** Begin **

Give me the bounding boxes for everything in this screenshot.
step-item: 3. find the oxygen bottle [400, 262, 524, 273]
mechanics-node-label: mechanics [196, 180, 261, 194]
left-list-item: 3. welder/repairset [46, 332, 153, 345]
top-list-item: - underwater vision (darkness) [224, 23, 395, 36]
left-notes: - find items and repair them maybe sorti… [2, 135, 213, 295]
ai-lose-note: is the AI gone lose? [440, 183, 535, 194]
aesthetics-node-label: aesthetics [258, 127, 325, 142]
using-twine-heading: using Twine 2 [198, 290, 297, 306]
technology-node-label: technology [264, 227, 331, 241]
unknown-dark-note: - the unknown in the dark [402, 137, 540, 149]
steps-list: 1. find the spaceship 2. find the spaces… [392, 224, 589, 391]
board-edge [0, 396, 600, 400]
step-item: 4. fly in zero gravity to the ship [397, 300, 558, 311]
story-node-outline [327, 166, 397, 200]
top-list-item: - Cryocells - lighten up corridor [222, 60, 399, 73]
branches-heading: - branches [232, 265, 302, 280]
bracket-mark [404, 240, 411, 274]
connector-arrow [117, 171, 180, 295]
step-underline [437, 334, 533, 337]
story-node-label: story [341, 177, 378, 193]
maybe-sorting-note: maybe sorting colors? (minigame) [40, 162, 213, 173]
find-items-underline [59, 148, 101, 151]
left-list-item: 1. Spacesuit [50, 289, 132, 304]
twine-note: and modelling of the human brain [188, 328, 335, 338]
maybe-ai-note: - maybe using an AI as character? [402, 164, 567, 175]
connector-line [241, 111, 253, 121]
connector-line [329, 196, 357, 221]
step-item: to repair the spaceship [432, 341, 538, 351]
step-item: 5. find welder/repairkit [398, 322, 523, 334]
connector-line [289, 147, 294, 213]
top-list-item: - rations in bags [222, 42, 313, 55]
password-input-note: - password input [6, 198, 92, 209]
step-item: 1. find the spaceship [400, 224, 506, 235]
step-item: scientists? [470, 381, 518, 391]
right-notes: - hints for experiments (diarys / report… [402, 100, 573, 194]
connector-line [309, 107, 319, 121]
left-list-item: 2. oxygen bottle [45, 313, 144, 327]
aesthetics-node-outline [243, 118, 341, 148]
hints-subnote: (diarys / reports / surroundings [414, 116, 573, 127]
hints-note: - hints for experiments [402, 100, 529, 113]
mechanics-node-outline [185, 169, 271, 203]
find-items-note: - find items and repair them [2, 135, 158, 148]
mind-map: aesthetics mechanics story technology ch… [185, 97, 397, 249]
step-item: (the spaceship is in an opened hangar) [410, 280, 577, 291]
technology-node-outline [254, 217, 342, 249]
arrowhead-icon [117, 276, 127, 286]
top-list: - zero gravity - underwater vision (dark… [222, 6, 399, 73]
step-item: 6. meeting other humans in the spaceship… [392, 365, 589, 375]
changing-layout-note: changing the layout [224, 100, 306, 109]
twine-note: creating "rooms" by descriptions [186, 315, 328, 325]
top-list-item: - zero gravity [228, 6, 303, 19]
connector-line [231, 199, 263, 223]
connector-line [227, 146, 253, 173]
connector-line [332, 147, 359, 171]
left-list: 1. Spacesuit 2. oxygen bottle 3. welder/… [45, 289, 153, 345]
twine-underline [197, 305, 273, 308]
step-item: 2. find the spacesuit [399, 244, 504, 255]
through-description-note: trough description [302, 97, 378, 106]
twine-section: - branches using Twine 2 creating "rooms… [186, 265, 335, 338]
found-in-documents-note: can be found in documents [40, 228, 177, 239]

** End **

## [Problem statement]
Copy out the listing verbatim from its first line through the line containing "top-list-item: - underwater", including both of those lines.

## [Completed exercise]
Give me the bounding boxes for everything in this screenshot.
step-item: 3. find the oxygen bottle [400, 262, 524, 273]
mechanics-node-label: mechanics [196, 180, 261, 194]
left-list-item: 3. welder/repairset [46, 332, 153, 345]
top-list-item: - underwater vision (darkness) [224, 23, 395, 36]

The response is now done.